**EXERCISE OBJECTIVE:** Rewrite the data from its start through the line containing "thread-scrollbar[interactable] (1104, 86, 1120, 662)", replacing "divider" with "separator" and keeping everything else the same.

**DATA FOR PROCESSING:**

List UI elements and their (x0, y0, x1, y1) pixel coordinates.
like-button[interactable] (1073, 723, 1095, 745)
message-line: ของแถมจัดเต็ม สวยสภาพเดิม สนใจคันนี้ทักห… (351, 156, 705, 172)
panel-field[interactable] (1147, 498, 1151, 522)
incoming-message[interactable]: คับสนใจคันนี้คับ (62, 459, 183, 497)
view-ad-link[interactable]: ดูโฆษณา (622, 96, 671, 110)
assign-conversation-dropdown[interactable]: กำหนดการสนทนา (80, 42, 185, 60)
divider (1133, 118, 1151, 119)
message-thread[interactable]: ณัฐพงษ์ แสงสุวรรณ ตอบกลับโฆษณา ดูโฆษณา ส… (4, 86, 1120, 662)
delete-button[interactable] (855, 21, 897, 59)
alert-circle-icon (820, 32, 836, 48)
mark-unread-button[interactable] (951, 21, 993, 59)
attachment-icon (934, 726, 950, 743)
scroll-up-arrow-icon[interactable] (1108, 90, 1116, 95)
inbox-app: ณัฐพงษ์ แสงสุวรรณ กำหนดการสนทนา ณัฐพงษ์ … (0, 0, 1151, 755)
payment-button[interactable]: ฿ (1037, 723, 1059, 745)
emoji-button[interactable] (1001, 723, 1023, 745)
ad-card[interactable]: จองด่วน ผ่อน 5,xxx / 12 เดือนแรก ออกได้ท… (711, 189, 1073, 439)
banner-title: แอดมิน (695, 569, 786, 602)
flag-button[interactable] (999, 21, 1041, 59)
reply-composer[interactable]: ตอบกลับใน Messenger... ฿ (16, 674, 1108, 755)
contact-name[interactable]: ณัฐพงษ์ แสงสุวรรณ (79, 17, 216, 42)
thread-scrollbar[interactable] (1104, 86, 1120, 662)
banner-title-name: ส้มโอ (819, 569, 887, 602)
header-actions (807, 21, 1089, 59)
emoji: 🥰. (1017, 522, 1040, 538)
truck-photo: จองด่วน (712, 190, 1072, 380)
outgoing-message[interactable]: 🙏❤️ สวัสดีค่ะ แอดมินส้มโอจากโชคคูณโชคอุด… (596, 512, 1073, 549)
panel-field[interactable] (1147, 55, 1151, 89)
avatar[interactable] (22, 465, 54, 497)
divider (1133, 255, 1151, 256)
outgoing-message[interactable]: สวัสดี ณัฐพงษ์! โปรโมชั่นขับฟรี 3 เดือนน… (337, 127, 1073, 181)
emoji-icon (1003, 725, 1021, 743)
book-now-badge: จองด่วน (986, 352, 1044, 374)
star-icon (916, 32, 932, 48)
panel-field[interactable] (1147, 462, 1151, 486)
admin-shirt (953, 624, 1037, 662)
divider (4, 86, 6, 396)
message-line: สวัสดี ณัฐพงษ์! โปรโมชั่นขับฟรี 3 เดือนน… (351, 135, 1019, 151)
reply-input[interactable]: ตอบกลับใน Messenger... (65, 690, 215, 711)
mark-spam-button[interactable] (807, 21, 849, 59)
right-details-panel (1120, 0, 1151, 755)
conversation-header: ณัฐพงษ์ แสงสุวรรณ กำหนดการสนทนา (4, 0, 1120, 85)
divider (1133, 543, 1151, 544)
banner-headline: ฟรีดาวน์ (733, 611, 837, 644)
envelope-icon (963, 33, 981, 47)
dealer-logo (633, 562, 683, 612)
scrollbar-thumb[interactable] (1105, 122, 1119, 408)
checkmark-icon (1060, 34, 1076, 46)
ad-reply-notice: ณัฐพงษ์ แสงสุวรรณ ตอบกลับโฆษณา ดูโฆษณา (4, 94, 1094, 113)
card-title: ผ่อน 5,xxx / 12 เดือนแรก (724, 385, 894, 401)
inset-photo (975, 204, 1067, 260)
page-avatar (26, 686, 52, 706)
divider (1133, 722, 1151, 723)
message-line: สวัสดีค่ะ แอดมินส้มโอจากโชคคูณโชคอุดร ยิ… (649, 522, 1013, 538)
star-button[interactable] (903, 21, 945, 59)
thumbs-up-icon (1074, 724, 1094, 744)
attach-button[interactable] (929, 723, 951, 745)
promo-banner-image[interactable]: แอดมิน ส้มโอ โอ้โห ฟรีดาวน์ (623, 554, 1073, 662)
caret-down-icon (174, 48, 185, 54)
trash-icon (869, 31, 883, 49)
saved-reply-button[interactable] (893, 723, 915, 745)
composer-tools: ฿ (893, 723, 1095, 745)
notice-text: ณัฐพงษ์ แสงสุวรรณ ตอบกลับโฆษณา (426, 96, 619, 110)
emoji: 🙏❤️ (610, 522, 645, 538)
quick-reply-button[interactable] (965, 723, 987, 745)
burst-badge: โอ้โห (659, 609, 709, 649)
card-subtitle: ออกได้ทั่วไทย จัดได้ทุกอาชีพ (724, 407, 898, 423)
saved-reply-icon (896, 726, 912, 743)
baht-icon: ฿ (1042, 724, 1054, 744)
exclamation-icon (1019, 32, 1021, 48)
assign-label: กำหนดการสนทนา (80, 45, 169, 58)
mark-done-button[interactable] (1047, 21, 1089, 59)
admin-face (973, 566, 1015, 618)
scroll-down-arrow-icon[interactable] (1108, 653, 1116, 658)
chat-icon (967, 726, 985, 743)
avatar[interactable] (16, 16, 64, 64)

**REPLY TO THE EXERCISE:**
List UI elements and their (x0, y0, x1, y1) pixel coordinates.
like-button[interactable] (1073, 723, 1095, 745)
message-line: ของแถมจัดเต็ม สวยสภาพเดิม สนใจคันนี้ทักห… (351, 156, 705, 172)
panel-field[interactable] (1147, 498, 1151, 522)
incoming-message[interactable]: คับสนใจคันนี้คับ (62, 459, 183, 497)
view-ad-link[interactable]: ดูโฆษณา (622, 96, 671, 110)
assign-conversation-dropdown[interactable]: กำหนดการสนทนา (80, 42, 185, 60)
separator (1133, 118, 1151, 119)
message-thread[interactable]: ณัฐพงษ์ แสงสุวรรณ ตอบกลับโฆษณา ดูโฆษณา ส… (4, 86, 1120, 662)
delete-button[interactable] (855, 21, 897, 59)
alert-circle-icon (820, 32, 836, 48)
mark-unread-button[interactable] (951, 21, 993, 59)
attachment-icon (934, 726, 950, 743)
scroll-up-arrow-icon[interactable] (1108, 90, 1116, 95)
inbox-app: ณัฐพงษ์ แสงสุวรรณ กำหนดการสนทนา ณัฐพงษ์ … (0, 0, 1151, 755)
payment-button[interactable]: ฿ (1037, 723, 1059, 745)
emoji-button[interactable] (1001, 723, 1023, 745)
ad-card[interactable]: จองด่วน ผ่อน 5,xxx / 12 เดือนแรก ออกได้ท… (711, 189, 1073, 439)
banner-title: แอดมิน (695, 569, 786, 602)
flag-button[interactable] (999, 21, 1041, 59)
reply-composer[interactable]: ตอบกลับใน Messenger... ฿ (16, 674, 1108, 755)
contact-name[interactable]: ณัฐพงษ์ แสงสุวรรณ (79, 17, 216, 42)
thread-scrollbar[interactable] (1104, 86, 1120, 662)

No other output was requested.